**Data provided**
----------------------------------------

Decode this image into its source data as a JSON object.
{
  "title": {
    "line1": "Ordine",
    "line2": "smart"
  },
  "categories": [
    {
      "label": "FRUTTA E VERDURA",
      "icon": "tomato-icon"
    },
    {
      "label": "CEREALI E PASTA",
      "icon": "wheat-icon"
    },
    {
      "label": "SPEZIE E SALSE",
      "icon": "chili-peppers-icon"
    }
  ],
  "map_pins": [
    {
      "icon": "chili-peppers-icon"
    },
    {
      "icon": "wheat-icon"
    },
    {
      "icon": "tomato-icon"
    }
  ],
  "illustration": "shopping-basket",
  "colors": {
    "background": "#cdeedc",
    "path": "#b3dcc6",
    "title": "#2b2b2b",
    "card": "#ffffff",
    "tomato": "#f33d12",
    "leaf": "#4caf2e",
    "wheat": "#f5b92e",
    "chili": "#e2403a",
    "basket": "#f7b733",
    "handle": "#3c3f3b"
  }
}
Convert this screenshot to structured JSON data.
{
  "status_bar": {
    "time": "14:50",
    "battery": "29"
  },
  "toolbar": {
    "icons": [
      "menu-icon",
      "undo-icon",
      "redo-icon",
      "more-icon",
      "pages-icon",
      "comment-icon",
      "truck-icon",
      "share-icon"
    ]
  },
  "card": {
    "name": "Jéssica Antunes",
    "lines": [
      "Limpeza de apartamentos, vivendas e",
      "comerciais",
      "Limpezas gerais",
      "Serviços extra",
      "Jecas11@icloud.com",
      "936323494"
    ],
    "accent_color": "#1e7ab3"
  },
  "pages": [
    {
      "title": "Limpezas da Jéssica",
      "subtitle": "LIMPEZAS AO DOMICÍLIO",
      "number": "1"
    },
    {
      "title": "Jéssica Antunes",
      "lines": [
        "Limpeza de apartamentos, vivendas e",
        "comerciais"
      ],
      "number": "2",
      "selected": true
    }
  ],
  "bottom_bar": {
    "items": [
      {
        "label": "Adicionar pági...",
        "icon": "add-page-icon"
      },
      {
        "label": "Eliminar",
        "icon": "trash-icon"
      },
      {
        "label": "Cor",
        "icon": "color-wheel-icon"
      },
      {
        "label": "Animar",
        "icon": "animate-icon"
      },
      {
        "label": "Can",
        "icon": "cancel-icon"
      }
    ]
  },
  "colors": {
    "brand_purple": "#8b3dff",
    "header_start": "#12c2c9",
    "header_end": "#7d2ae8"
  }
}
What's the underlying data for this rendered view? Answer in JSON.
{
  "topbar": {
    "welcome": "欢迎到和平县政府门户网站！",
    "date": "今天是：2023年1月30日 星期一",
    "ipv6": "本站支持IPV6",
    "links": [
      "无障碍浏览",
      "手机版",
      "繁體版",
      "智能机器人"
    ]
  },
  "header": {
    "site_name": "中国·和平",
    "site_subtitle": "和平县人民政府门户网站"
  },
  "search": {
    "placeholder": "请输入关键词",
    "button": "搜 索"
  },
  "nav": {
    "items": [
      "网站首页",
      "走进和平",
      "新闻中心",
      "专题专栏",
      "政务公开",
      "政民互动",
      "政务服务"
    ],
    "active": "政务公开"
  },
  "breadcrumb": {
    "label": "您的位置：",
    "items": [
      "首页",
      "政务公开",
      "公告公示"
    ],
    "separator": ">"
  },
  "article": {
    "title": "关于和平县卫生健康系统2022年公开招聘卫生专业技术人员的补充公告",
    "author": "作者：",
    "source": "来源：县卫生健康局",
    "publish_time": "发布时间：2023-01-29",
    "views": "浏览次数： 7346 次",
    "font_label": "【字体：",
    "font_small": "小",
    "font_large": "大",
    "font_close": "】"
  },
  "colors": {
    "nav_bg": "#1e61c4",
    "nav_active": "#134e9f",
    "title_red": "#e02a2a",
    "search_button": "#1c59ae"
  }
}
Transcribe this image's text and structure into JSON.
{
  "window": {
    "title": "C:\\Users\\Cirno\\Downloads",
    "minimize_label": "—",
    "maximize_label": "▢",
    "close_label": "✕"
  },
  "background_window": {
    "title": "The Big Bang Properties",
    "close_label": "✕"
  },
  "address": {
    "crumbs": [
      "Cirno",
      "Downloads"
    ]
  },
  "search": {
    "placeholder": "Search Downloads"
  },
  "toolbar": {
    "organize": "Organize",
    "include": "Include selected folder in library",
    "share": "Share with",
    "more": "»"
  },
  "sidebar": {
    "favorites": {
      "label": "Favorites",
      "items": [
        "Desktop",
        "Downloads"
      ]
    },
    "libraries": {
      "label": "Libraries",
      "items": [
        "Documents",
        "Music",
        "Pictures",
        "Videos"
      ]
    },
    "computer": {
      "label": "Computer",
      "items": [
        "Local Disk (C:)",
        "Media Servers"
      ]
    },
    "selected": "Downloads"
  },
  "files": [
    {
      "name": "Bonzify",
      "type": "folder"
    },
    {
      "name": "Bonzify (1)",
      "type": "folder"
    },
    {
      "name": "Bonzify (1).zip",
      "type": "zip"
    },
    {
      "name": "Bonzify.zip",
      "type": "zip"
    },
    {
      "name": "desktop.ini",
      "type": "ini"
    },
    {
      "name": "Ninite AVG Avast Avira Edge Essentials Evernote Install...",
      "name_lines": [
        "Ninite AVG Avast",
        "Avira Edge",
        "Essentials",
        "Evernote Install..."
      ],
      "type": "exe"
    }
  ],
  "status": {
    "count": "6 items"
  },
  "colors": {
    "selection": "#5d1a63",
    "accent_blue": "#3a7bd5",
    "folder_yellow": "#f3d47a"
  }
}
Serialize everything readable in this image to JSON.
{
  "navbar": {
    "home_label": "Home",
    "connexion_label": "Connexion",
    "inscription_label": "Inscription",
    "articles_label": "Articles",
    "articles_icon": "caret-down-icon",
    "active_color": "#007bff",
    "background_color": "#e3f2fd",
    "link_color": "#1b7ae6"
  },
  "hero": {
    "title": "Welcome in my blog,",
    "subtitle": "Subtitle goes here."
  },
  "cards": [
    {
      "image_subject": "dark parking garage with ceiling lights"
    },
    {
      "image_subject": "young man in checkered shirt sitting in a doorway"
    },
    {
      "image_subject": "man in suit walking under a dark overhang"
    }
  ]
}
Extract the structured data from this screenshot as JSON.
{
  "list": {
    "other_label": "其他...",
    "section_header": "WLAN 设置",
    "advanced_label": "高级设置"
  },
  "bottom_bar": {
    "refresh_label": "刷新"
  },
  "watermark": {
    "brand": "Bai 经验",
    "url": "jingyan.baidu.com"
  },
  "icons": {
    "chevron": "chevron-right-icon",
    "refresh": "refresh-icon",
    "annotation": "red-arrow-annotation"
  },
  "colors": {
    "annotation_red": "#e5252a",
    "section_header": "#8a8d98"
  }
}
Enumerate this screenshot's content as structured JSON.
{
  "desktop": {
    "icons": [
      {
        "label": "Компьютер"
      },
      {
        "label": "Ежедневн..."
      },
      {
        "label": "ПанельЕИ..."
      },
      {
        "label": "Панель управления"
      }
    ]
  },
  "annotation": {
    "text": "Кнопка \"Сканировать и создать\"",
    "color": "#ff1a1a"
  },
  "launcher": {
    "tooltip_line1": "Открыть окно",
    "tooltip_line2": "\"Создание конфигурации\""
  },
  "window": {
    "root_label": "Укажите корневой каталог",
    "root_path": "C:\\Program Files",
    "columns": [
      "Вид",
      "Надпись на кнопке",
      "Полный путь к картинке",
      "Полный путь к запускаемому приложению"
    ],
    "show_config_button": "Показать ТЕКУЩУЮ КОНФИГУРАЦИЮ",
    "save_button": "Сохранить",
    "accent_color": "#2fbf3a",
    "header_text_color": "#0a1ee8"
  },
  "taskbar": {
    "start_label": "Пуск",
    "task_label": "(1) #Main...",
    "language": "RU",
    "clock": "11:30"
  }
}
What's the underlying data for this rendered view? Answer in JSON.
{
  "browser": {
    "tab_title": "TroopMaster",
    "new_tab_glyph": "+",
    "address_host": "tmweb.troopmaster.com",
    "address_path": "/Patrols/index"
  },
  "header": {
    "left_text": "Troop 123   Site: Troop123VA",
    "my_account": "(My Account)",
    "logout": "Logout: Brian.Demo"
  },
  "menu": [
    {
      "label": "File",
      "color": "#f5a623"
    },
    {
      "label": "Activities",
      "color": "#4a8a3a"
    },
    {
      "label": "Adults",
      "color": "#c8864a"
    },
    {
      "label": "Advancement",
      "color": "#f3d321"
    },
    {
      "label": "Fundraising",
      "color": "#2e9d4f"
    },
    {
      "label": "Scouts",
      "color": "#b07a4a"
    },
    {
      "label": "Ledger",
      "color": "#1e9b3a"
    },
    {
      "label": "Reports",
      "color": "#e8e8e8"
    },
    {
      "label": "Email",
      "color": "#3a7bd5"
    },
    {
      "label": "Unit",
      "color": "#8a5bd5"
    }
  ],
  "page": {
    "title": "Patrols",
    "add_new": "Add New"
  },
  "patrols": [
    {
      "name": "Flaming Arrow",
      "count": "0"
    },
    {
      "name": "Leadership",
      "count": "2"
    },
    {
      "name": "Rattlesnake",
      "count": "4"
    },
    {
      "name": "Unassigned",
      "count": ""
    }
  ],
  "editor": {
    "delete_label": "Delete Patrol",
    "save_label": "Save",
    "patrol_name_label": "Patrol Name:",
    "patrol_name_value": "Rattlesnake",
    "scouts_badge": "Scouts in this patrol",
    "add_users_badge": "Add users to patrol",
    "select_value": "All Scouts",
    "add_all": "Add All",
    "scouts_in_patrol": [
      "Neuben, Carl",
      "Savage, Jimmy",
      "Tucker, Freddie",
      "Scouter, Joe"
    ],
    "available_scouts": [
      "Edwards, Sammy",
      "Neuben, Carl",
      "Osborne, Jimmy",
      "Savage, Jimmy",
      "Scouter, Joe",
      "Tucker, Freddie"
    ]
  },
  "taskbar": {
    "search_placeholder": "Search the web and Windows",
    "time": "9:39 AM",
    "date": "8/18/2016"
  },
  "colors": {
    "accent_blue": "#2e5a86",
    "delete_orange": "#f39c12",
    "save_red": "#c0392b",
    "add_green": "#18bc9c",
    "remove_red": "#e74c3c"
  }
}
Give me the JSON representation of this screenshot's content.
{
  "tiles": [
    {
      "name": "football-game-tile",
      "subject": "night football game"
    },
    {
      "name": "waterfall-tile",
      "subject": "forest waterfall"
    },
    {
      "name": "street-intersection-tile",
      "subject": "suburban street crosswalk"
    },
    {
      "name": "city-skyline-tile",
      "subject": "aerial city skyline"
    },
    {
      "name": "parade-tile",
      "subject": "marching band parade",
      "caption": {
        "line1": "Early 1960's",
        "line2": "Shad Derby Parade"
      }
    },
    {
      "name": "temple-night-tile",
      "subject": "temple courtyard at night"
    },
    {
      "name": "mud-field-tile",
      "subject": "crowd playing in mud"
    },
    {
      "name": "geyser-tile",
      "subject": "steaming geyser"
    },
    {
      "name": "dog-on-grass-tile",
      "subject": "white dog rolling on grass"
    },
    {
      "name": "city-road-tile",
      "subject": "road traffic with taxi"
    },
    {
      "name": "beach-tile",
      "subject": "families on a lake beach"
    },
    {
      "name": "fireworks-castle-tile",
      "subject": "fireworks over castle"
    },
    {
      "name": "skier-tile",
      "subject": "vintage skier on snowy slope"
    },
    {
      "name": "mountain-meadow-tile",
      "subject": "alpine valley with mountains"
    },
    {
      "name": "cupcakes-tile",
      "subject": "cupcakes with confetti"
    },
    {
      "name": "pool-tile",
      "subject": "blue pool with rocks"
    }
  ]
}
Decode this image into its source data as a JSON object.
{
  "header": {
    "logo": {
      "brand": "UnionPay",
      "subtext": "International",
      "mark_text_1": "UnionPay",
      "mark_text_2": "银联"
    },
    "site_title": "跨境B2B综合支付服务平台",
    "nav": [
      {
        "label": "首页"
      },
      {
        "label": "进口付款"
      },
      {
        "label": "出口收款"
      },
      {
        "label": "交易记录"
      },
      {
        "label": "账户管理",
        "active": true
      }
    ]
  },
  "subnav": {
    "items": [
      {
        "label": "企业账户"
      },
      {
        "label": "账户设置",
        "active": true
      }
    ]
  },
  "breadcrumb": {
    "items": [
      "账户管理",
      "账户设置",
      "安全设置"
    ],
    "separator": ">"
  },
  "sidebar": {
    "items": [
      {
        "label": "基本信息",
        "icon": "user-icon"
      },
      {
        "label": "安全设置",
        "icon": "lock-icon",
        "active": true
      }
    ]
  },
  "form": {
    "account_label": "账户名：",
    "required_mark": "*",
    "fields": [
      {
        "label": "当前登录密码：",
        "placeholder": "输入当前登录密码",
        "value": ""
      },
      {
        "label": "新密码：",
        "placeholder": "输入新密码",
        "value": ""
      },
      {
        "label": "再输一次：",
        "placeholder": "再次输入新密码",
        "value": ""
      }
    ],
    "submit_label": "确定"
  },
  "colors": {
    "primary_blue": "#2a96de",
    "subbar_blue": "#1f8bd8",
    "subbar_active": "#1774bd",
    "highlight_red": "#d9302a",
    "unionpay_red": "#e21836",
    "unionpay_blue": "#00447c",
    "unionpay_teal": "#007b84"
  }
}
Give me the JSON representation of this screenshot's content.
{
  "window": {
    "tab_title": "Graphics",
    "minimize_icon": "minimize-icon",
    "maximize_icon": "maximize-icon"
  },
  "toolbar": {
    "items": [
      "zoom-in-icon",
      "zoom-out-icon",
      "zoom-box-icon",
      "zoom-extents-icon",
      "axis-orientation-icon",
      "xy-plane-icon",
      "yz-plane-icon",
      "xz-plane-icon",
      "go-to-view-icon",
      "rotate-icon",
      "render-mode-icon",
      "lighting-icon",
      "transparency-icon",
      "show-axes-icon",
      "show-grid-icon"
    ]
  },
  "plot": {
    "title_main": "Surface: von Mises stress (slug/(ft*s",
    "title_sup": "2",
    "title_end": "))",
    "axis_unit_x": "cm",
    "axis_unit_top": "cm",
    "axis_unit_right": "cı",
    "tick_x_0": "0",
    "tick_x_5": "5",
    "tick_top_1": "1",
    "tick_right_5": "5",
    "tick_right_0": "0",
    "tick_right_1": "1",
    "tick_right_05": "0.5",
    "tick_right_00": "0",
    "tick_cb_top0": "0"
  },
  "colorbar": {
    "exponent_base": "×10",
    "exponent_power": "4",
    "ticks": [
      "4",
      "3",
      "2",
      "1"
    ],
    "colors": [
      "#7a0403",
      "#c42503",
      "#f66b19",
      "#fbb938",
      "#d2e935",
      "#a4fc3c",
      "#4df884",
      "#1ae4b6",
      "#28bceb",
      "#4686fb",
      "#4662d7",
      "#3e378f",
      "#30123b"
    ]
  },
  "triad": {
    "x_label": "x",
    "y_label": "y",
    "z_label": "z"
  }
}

----------------------------------------

**Task**
Locate the lines above that hold the word "with". Show every one of them.

**Expected output**
    "share": "Share with",
      "image_subject": "dark parking garage with ceiling lights"
      "subject": "road traffic with taxi"
      "subject": "alpine valley with mountains"
      "subject": "cupcakes with confetti"
      "subject": "blue pool with rocks"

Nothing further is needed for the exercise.